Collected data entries
******************************

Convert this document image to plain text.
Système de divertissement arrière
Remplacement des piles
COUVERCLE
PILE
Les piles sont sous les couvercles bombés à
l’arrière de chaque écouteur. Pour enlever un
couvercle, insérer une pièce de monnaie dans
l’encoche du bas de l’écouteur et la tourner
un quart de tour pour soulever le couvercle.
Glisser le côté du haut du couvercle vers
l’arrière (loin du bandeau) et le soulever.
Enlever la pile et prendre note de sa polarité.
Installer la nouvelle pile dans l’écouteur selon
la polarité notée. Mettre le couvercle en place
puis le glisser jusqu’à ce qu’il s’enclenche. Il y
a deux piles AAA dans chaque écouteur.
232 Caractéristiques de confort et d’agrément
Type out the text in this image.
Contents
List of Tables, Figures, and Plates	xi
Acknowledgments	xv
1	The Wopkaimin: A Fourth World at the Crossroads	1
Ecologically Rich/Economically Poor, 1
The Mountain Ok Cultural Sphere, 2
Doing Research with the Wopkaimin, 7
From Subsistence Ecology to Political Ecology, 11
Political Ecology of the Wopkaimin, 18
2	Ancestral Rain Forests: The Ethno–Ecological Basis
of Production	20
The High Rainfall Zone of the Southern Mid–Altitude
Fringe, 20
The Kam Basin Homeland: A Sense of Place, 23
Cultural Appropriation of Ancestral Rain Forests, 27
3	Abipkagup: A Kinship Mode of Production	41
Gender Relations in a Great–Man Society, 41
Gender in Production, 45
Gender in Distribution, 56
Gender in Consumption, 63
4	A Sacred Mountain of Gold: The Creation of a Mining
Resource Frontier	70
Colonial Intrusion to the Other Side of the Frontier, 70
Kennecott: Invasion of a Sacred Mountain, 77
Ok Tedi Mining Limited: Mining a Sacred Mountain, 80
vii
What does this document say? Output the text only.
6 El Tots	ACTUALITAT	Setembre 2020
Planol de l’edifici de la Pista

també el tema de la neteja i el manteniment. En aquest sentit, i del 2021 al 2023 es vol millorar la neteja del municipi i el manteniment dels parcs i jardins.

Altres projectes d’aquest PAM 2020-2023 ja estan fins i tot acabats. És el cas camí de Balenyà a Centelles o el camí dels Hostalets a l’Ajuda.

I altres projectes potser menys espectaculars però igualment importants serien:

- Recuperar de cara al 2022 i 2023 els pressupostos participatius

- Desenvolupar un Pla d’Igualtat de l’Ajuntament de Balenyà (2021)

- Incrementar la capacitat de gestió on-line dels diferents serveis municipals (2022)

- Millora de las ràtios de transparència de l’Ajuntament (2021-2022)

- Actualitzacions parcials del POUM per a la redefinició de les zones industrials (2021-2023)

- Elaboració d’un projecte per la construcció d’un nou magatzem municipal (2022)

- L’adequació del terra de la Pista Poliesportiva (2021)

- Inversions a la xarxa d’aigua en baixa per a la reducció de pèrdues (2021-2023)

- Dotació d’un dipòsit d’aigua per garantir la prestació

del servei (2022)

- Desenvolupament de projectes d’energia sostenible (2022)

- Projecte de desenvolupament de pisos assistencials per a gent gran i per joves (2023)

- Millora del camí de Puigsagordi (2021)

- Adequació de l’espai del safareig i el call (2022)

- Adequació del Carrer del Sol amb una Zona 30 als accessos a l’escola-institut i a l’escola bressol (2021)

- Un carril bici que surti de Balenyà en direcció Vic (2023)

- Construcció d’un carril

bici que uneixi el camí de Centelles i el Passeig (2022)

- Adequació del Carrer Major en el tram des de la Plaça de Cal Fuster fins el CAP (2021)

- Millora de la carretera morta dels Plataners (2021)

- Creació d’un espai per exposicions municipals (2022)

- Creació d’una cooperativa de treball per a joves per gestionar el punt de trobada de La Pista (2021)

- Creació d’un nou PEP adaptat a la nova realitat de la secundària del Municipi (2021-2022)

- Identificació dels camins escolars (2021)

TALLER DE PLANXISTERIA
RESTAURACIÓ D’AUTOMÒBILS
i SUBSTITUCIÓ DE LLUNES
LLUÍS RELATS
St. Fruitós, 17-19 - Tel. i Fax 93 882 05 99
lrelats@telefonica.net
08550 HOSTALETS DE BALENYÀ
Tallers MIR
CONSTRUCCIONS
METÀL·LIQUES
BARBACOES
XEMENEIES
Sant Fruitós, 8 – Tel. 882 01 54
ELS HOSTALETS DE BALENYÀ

******************************

▶ _Instructions to follow_: Only a number is wanted: how many lines of the material above hold "joves"?

▶ _Worked answer_: 2